Goal:
Copy each line of the data below with the word "Menghargai".

Excerpted data:
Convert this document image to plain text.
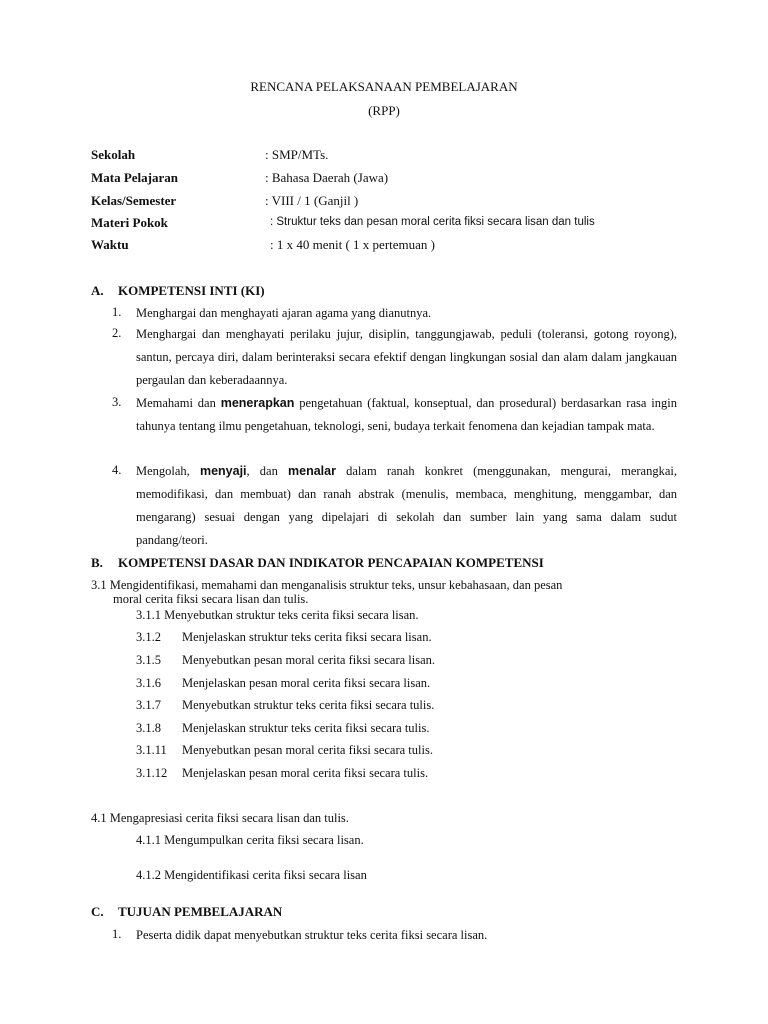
RENCANA PELAKSANAAN PEMBELAJARAN
(RPP)
Sekolah	: SMP/MTs.
Mata Pelajaran	: Bahasa Daerah (Jawa)
Kelas/Semester	: VIII / 1 (Ganjil )
Materi Pokok	: Struktur teks dan pesan moral cerita fiksi secara lisan dan tulis
Waktu	: 1 x 40 menit ( 1 x pertemuan )
A. KOMPETENSI INTI (KI)
1. Menghargai dan menghayati ajaran agama yang dianutnya.
2. Menghargai dan menghayati perilaku jujur, disiplin, tanggungjawab, peduli (toleransi, gotong royong), santun, percaya diri, dalam berinteraksi secara efektif dengan lingkungan sosial dan alam dalam jangkauan pergaulan dan keberadaannya.
3. Memahami dan menerapkan pengetahuan (faktual, konseptual, dan prosedural) berdasarkan rasa ingin tahunya tentang ilmu pengetahuan, teknologi, seni, budaya terkait fenomena dan kejadian tampak mata.
4. Mengolah, menyaji, dan menalar dalam ranah konkret (menggunakan, mengurai, merangkai, memodifikasi, dan membuat) dan ranah abstrak (menulis, membaca, menghitung, menggambar, dan mengarang) sesuai dengan yang dipelajari di sekolah dan sumber lain yang sama dalam sudut pandang/teori.
B. KOMPETENSI DASAR DAN INDIKATOR PENCAPAIAN KOMPETENSI
3.1 Mengidentifikasi, memahami dan menganalisis struktur teks, unsur kebahasaan, dan pesan
moral cerita fiksi secara lisan dan tulis.
3.1.1 Menyebutkan struktur teks cerita fiksi secara lisan.
3.1.2 Menjelaskan struktur teks cerita fiksi secara lisan.
3.1.5 Menyebutkan pesan moral cerita fiksi secara lisan.
3.1.6 Menjelaskan pesan moral cerita fiksi secara lisan.
3.1.7 Menyebutkan struktur teks cerita fiksi secara tulis.
3.1.8 Menjelaskan struktur teks cerita fiksi secara tulis.
3.1.11 Menyebutkan pesan moral cerita fiksi secara tulis.
3.1.12 Menjelaskan pesan moral cerita fiksi secara tulis.
4.1 Mengapresiasi cerita fiksi secara lisan dan tulis.
4.1.1 Mengumpulkan cerita fiksi secara lisan.
4.1.2 Mengidentifikasi cerita fiksi secara lisan
C. TUJUAN PEMBELAJARAN
1. Peserta didik dapat menyebutkan struktur teks cerita fiksi secara lisan.
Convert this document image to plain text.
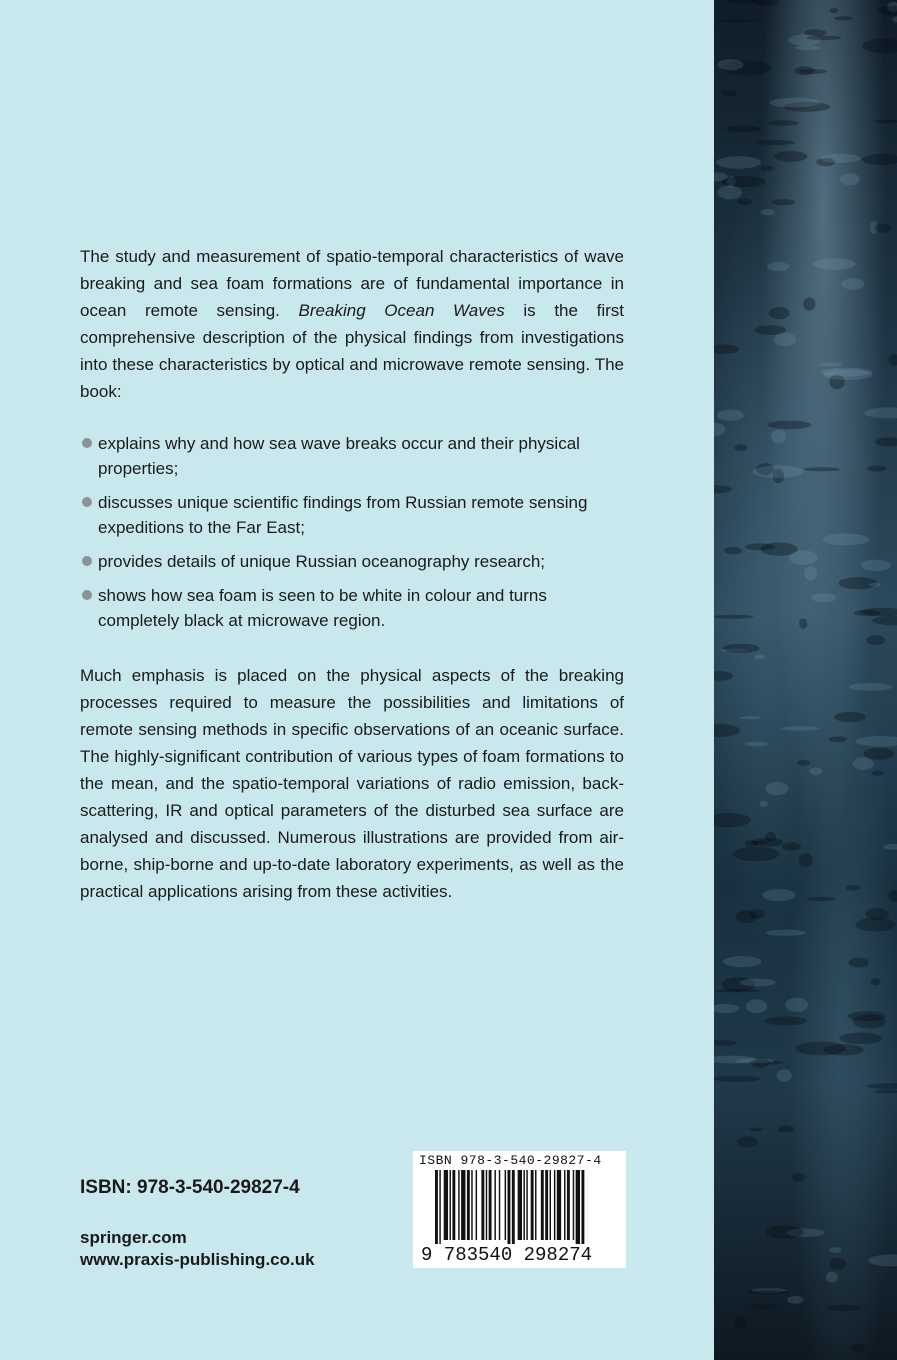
The study and measurement of spatio-temporal characteristics of wave breaking and sea foam formations are of fundamental importance in ocean remote sensing. Breaking Ocean Waves is the first comprehensive description of the physical findings from investigations into these characteristics by optical and microwave remote sensing. The book:

explains why and how sea wave breaks occur and their physical properties;
discusses unique scientific findings from Russian remote sensing expeditions to the Far East;
provides details of unique Russian oceanography research;
shows how sea foam is seen to be white in colour and turns completely black at microwave region.

Much emphasis is placed on the physical aspects of the breaking processes required to measure the possibilities and limitations of remote sensing methods in specific observations of an oceanic surface. The highly-significant contribution of various types of foam formations to the mean, and the spatio-temporal variations of radio emission, back-scattering, IR and optical parameters of the disturbed sea surface are analysed and discussed. Numerous illustrations are provided from air-borne, ship-borne and up-to-date laboratory experiments, as well as the practical applications arising from these activities.

ISBN: 978-3-540-29827-4
springer.com
www.praxis-publishing.co.uk
ISBN 978-3-540-29827-4
9 783540 298274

Task output:
1. Menghargai dan menghayati ajaran agama yang dianutnya.
2. Menghargai dan menghayati perilaku jujur, disiplin, tanggungjawab, peduli (toleransi, gotong royong), santun, percaya diri, dalam berinteraksi secara efektif dengan lingkungan sosial dan alam dalam jangkauan pergaulan dan keberadaannya.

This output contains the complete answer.